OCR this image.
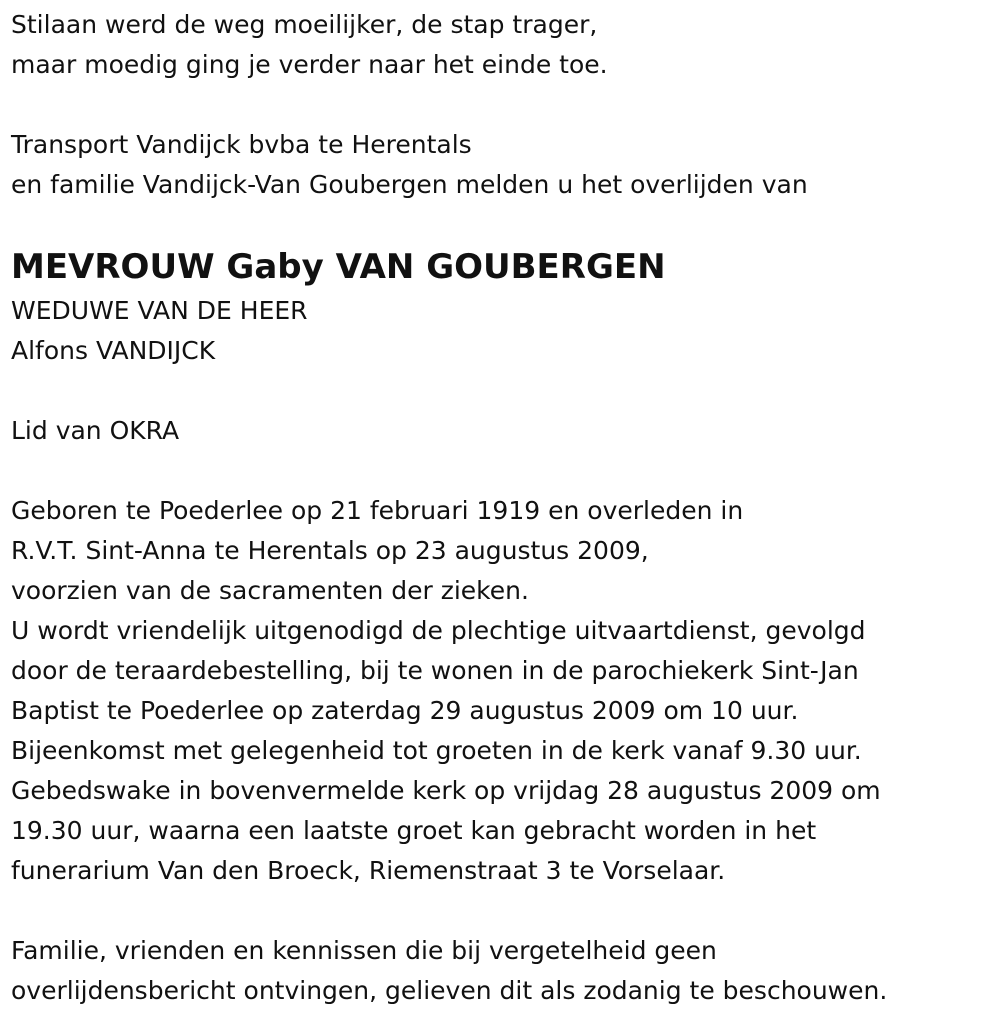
Stilaan werd de weg moeilijker, de stap trager,
maar moedig ging je verder naar het einde toe.
Transport Vandijck bvba te Herentals
en familie Vandijck-Van Goubergen melden u het overlijden van
MEVROUW Gaby VAN GOUBERGEN
WEDUWE VAN DE HEER
Alfons VANDIJCK
Lid van OKRA
Geboren te Poederlee op 21 februari 1919 en overleden in
R.V.T. Sint-Anna te Herentals op 23 augustus 2009,
voorzien van de sacramenten der zieken.
U wordt vriendelijk uitgenodigd de plechtige uitvaartdienst, gevolgd
door de teraardebestelling, bij te wonen in de parochiekerk Sint-Jan
Baptist te Poederlee op zaterdag 29 augustus 2009 om 10 uur.
Bijeenkomst met gelegenheid tot groeten in de kerk vanaf 9.30 uur.
Gebedswake in bovenvermelde kerk op vrijdag 28 augustus 2009 om
19.30 uur, waarna een laatste groet kan gebracht worden in het
funerarium Van den Broeck, Riemenstraat 3 te Vorselaar.
Familie, vrienden en kennissen die bij vergetelheid geen
overlijdensbericht ontvingen, gelieven dit als zodanig te beschouwen.
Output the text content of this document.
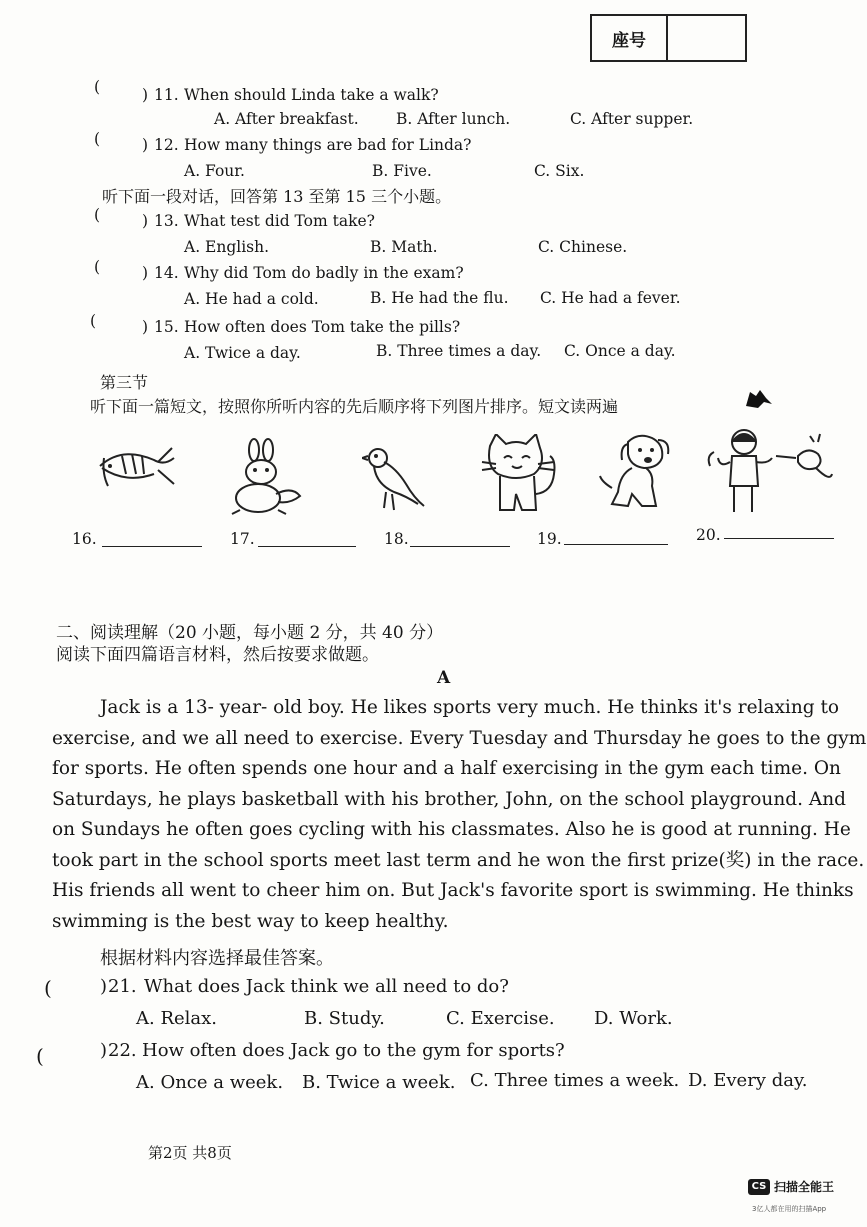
座号
(	) 11. When should Linda take a walk?
A. After breakfast. B. After lunch.	C. After supper.
(	) 12. How many things are bad for Linda?
A. Four.	B. Five.	C. Six.
听下面一段对话，回答第 13 至第 15 三个小题。
(	) 13. What test did Tom take?
A. English.	B. Math.	C. Chinese.
(	) 14. Why did Tom do badly in the exam?
A. He had a cold.	B. He had the flu. C. He had a fever.
(	) 15. How often does Tom take the pills?
A. Twice a day.	B. Three times a day. C. Once a day.
第三节
听下面一篇短文，按照你所听内容的先后顺序将下列图片排序。短文读两遍
16.	17.	18.	19.	20.
二、阅读理解（20 小题，每小题 2 分，共 40 分）
阅读下面四篇语言材料，然后按要求做题。
A
Jack is a 13- year- old boy. He likes sports very much. He thinks it's relaxing to
exercise, and we all need to exercise. Every Tuesday and Thursday he goes to the gym
for sports. He often spends one hour and a half exercising in the gym each time. On
Saturdays, he plays basketball with his brother, John, on the school playground. And
on Sundays he often goes cycling with his classmates. Also he is good at running. He
took part in the school sports meet last term and he won the first prize(奖) in the race.
His friends all went to cheer him on. But Jack's favorite sport is swimming. He thinks
swimming is the best way to keep healthy.
根据材料内容选择最佳答案。
(	) 21. What does Jack think we all need to do?
A. Relax.	B. Study.	C. Exercise. D. Work.
(	) 22. How often does Jack go to the gym for sports?
A. Once a week. B. Twice a week. C. Three times a week. D. Every day.
第2页 共8页
CS 扫描全能王
3亿人都在用的扫描App
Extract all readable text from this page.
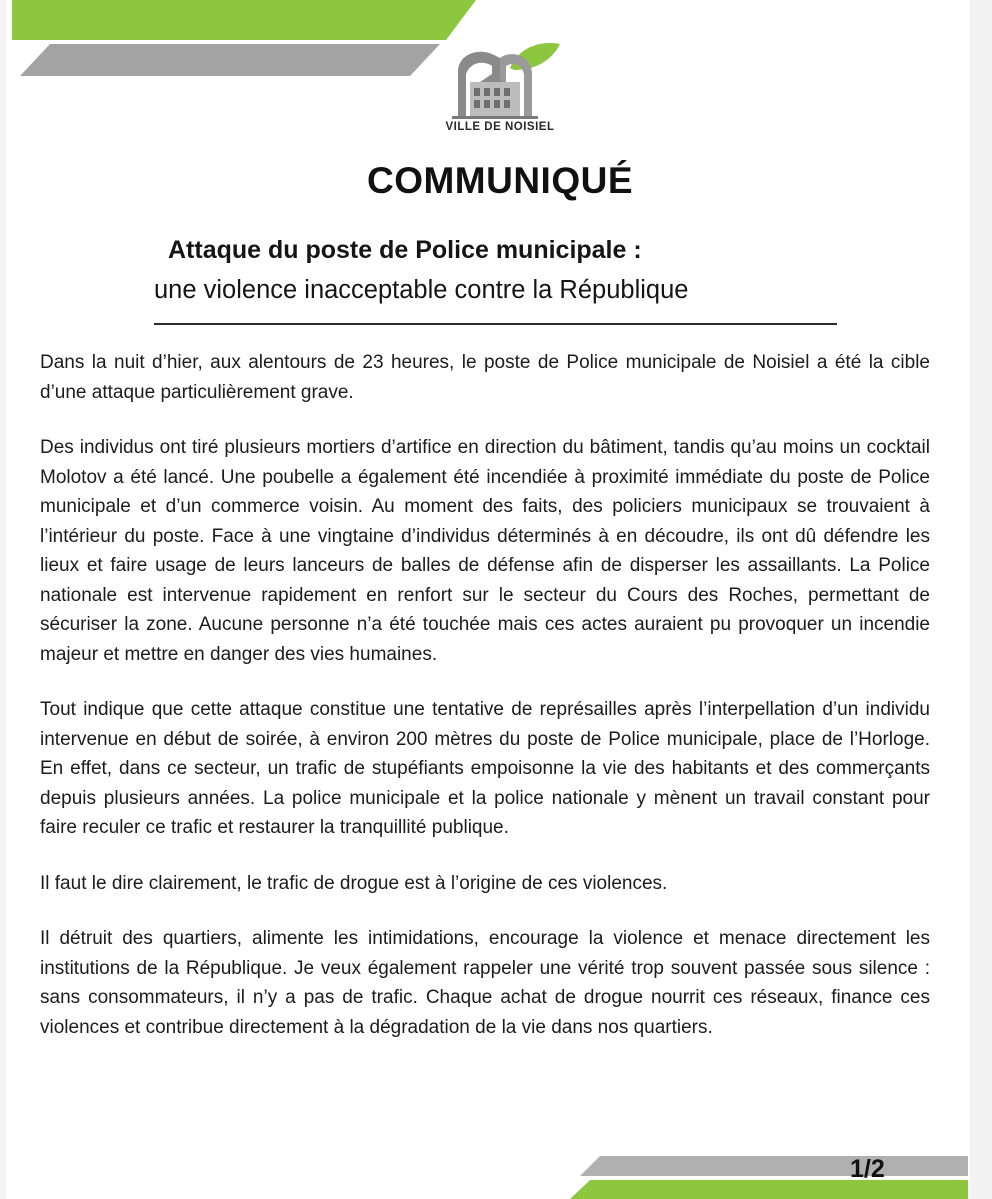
VILLE DE NOISIEL
COMMUNIQUÉ
Attaque du poste de Police municipale :
une violence inacceptable contre la République

Dans la nuit d’hier, aux alentours de 23 heures, le poste de Police municipale de Noisiel a été la cible d’une attaque particulièrement grave.

Des individus ont tiré plusieurs mortiers d’artifice en direction du bâtiment, tandis qu’au moins un cocktail Molotov a été lancé. Une poubelle a également été incendiée à proximité immédiate du poste de Police municipale et d’un commerce voisin. Au moment des faits, des policiers municipaux se trouvaient à l’intérieur du poste. Face à une vingtaine d’individus déterminés à en découdre, ils ont dû défendre les lieux et faire usage de leurs lanceurs de balles de défense afin de disperser les assaillants. La Police nationale est intervenue rapidement en renfort sur le secteur du Cours des Roches, permettant de sécuriser la zone. Aucune personne n’a été touchée mais ces actes auraient pu provoquer un incendie majeur et mettre en danger des vies humaines.

Tout indique que cette attaque constitue une tentative de représailles après l’interpellation d’un individu intervenue en début de soirée, à environ 200 mètres du poste de Police municipale, place de l’Horloge. En effet, dans ce secteur, un trafic de stupéfiants empoisonne la vie des habitants et des commerçants depuis plusieurs années. La police municipale et la police nationale y mènent un travail constant pour faire reculer ce trafic et restaurer la tranquillité publique.

Il faut le dire clairement, le trafic de drogue est à l’origine de ces violences.

Il détruit des quartiers, alimente les intimidations, encourage la violence et menace directement les institutions de la République. Je veux également rappeler une vérité trop souvent passée sous silence : sans consommateurs, il n’y a pas de trafic. Chaque achat de drogue nourrit ces réseaux, finance ces violences et contribue directement à la dégradation de la vie dans nos quartiers.

1/2
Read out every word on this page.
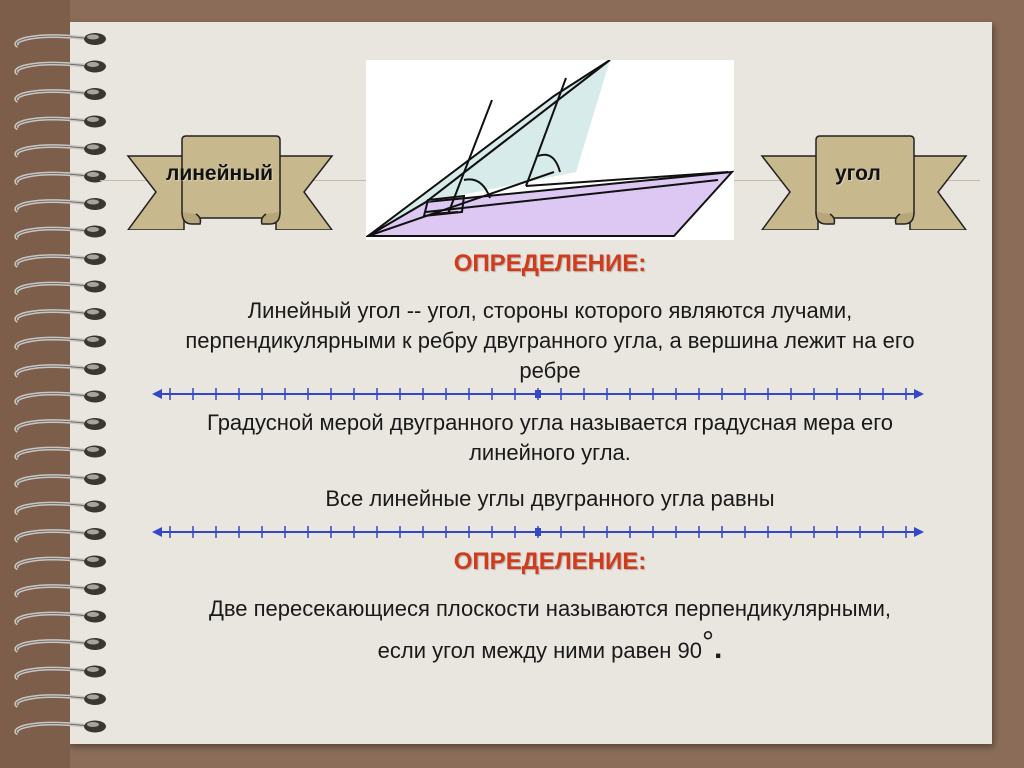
линейный	угол
ОПРЕДЕЛЕНИЕ:
Линейный угол -- угол, стороны которого являются лучами,
перпендикулярными к ребру двугранного угла, а вершина лежит на его
ребре
Градусной мерой двугранного угла называется градусная мера его
линейного угла.
Все линейные углы двугранного угла равны
ОПРЕДЕЛЕНИЕ:
Две пересекающиеся плоскости называются перпендикулярными,
если угол между ними равен 90°.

*OBJECTIVE*
Locate the string "text" in the listing above and copy every line where it occurs.

*TASK RESPONSE*
Output the text content of this document.
Extract all readable text from this page.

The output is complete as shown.